Problem: List each line of the data that holds the word "我最喜欢的动画片是".
========================================================================
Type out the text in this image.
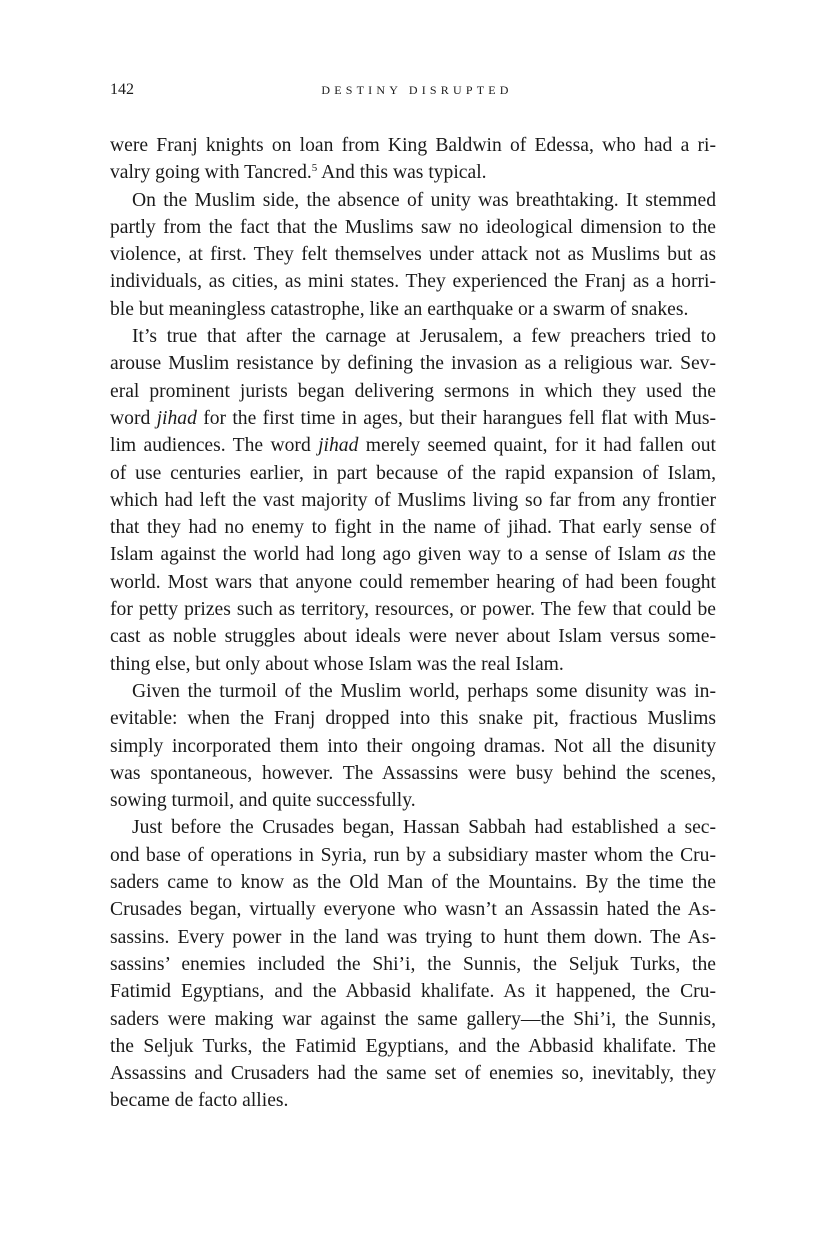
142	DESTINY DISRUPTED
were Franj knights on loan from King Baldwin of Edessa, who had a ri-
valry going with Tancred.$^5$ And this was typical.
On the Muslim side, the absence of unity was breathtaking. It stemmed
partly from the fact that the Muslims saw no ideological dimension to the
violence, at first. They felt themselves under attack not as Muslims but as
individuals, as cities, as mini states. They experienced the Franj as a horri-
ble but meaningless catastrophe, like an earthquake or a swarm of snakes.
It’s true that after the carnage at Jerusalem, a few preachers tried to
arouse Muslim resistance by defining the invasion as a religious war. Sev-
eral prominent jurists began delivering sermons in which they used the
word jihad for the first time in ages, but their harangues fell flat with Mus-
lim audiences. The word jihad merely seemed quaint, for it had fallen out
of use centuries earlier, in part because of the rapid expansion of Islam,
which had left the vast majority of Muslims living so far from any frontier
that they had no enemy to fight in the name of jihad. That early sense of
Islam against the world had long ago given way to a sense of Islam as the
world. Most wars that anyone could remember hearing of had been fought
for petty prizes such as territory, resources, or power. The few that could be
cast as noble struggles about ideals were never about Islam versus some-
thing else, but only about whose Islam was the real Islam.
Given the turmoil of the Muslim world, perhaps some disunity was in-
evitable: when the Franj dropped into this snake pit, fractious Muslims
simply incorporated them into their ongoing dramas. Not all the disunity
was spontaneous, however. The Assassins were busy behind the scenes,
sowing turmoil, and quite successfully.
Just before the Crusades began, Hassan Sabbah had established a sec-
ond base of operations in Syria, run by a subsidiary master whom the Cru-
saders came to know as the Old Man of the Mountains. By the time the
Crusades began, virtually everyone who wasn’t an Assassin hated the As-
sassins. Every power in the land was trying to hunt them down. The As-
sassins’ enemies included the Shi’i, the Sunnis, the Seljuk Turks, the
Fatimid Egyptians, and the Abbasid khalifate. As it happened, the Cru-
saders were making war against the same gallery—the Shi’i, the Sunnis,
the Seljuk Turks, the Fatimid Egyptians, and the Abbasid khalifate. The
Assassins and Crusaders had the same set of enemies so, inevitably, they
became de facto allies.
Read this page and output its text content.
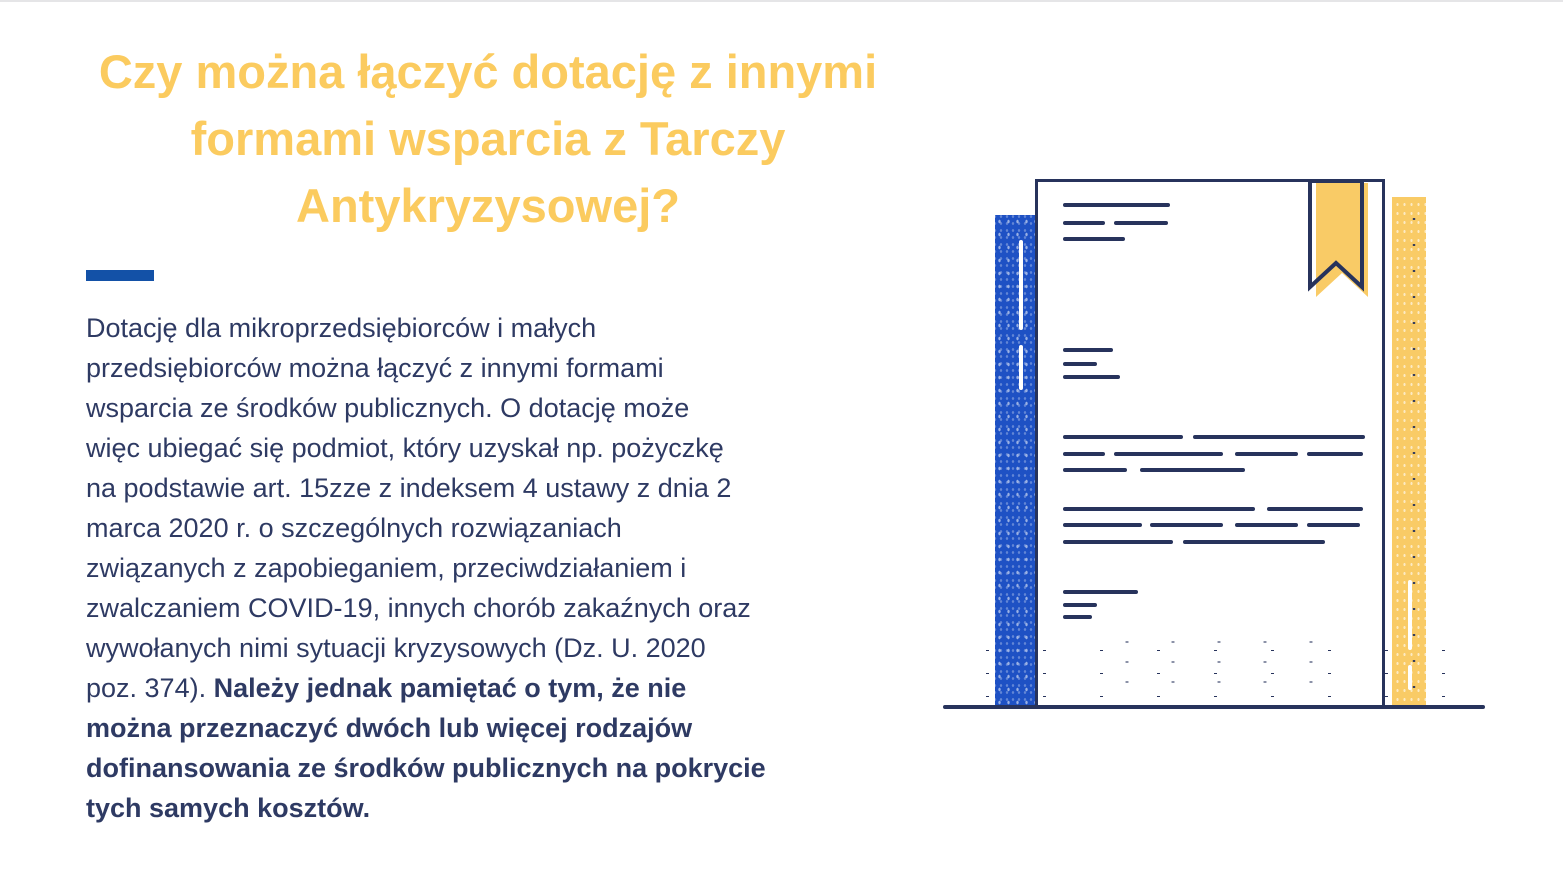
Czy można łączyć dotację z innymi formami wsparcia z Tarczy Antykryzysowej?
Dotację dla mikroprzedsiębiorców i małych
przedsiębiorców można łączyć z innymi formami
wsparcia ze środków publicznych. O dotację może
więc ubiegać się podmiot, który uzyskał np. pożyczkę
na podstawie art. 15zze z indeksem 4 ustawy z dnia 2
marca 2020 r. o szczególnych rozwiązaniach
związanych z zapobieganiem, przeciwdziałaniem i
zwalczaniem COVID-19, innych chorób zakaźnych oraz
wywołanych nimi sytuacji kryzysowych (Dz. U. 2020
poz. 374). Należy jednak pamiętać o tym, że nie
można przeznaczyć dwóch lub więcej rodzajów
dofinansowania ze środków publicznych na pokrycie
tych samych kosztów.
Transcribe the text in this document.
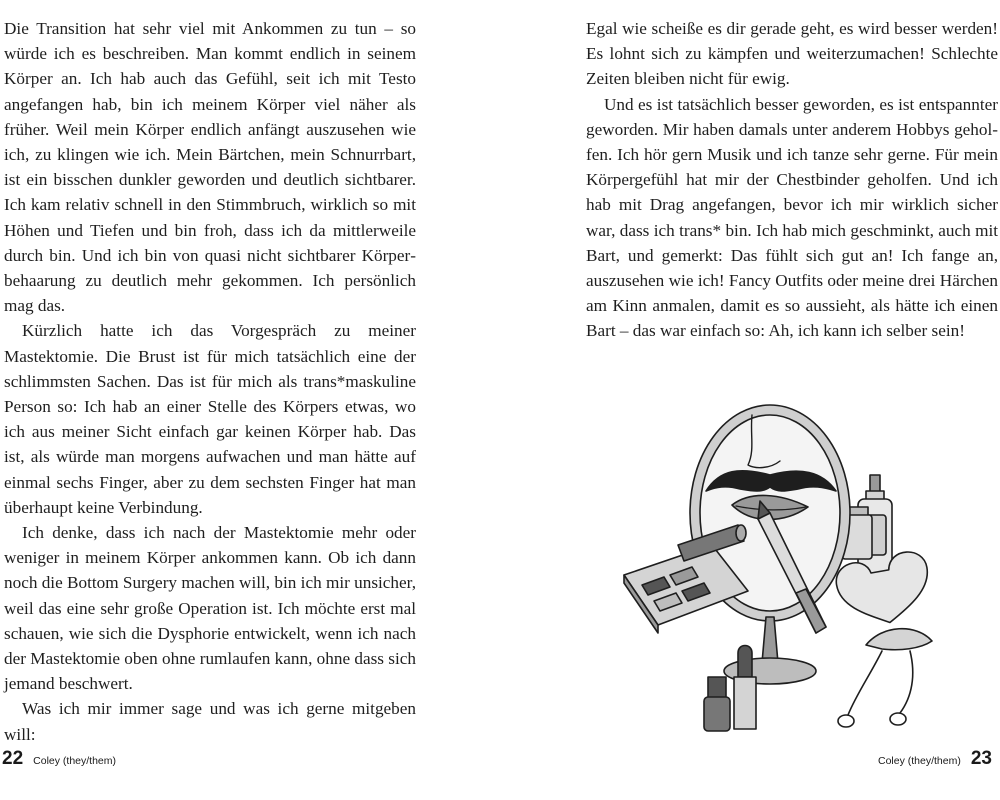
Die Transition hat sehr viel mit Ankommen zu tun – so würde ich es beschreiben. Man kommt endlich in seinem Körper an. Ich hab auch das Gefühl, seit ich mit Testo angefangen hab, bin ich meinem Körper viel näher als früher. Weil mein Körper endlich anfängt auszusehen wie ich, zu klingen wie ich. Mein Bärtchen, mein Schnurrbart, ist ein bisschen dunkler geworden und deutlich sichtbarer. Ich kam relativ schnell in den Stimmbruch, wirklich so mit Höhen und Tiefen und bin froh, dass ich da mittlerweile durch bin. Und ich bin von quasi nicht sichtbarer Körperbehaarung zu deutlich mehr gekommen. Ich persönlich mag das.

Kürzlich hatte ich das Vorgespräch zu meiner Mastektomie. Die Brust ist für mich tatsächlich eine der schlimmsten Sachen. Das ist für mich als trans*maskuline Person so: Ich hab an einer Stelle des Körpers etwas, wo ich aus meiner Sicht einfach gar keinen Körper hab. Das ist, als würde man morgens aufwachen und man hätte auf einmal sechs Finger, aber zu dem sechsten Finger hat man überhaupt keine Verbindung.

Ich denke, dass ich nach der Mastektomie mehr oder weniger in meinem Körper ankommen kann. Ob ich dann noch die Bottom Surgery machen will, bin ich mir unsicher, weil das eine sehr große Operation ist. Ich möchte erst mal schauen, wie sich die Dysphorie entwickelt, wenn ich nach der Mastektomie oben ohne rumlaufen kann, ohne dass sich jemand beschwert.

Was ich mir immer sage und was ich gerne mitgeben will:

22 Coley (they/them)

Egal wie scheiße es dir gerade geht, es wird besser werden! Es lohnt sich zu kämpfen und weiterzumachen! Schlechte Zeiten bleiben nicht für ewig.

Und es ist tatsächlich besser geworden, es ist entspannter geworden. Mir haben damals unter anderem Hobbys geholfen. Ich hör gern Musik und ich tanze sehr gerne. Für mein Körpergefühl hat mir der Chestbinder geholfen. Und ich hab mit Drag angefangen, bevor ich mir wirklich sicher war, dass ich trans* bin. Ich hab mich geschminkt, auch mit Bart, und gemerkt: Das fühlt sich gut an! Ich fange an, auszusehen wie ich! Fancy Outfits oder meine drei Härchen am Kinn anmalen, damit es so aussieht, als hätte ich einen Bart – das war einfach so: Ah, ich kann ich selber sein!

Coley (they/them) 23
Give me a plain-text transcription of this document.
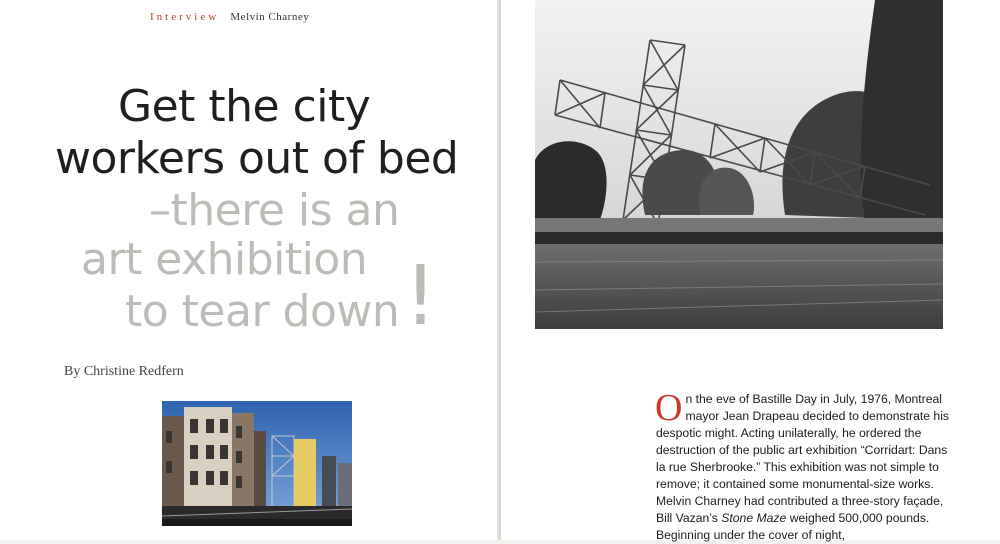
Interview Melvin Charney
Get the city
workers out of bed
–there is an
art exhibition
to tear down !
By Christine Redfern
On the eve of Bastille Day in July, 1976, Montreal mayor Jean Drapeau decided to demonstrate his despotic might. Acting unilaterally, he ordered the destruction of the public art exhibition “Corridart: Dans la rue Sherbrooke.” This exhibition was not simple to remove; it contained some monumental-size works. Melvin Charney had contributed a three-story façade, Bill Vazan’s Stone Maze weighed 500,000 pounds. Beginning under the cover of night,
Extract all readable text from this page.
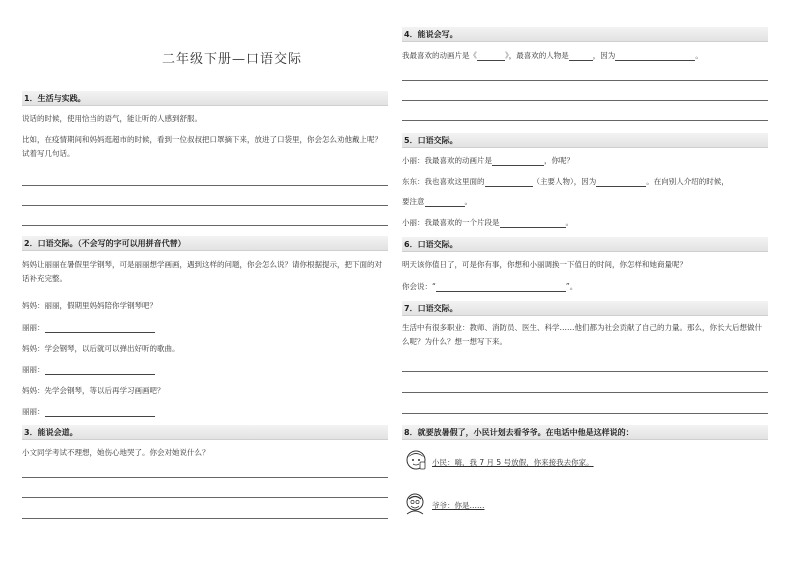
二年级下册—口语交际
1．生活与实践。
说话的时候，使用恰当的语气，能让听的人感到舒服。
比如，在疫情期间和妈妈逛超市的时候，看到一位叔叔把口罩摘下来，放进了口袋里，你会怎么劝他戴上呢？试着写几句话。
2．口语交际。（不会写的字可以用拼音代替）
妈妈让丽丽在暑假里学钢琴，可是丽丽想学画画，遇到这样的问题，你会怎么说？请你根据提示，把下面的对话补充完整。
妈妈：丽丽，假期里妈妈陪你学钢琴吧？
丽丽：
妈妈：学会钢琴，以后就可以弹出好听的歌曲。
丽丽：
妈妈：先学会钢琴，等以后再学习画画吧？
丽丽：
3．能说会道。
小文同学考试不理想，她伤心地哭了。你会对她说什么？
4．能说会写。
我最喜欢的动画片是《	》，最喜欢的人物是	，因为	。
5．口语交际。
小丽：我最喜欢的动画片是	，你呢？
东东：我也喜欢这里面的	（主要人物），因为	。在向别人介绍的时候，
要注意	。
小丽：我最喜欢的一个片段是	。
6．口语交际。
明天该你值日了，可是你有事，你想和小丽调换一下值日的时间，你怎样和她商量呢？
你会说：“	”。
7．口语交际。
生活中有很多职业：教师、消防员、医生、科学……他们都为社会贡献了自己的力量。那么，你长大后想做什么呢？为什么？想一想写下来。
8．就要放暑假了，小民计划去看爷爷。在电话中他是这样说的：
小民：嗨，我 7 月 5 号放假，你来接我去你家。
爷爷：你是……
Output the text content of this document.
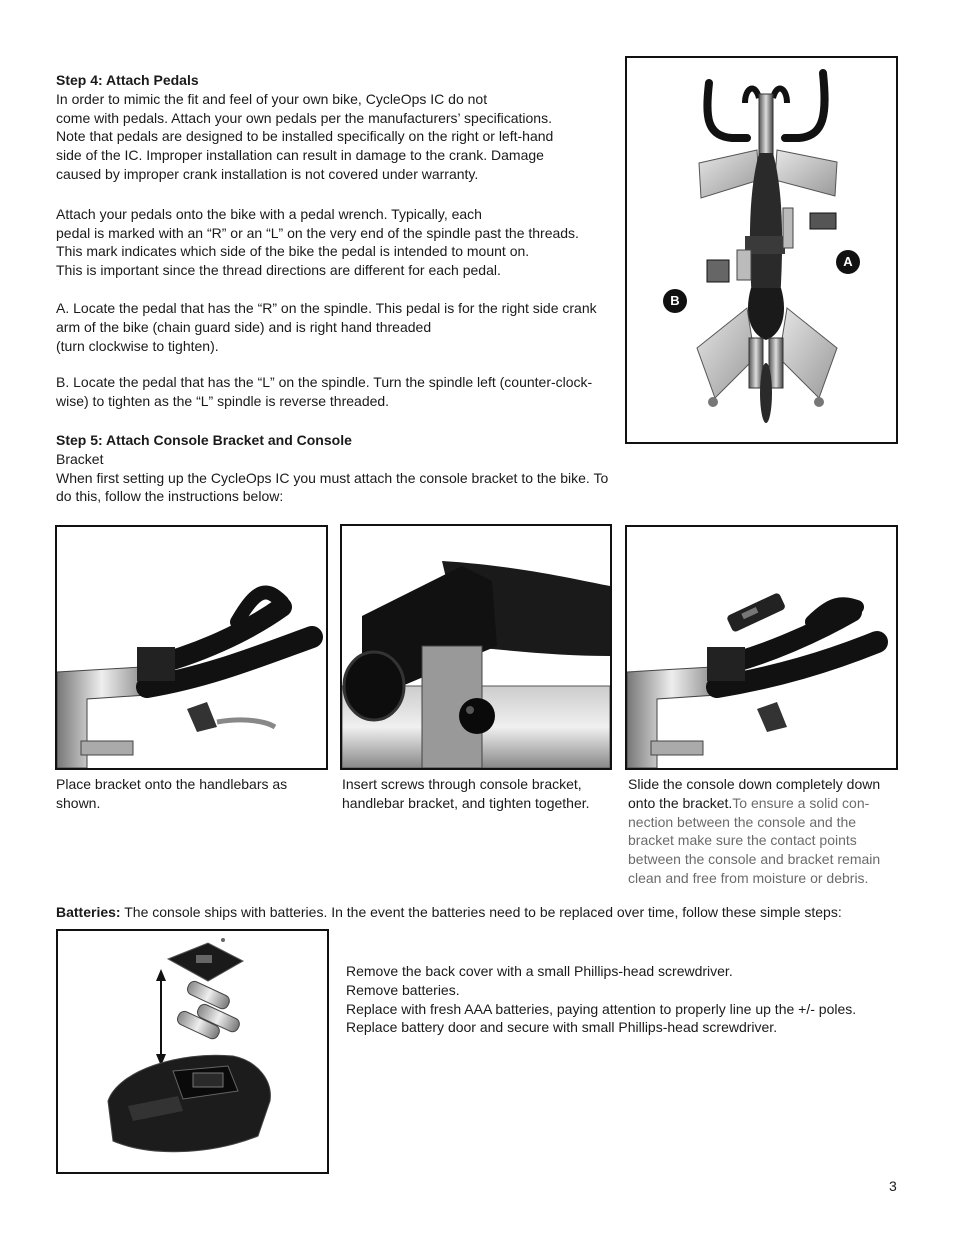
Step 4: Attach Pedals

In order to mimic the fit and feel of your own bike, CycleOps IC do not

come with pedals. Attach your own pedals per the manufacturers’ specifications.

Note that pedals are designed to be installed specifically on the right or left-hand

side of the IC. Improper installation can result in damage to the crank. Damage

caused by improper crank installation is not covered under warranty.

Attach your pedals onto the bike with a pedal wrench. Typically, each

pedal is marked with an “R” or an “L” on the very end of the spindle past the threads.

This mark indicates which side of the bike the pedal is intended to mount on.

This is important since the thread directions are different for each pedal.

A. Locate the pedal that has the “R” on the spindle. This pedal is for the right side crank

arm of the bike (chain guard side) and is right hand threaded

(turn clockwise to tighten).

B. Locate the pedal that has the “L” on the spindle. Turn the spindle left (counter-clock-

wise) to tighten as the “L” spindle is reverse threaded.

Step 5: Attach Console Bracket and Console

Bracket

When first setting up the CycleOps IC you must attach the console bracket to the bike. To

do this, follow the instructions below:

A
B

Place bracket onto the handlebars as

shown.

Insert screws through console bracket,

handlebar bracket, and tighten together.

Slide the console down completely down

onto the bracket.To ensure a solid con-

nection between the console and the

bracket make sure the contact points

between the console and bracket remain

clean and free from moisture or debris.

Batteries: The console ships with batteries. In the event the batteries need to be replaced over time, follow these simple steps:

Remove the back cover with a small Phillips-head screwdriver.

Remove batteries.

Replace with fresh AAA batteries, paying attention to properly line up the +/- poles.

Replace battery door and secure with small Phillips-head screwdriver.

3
========================================================================
Full answer:
我最喜欢的动画片是《	》，最喜欢的人物是	，因为	。
小丽：我最喜欢的动画片是	，你呢？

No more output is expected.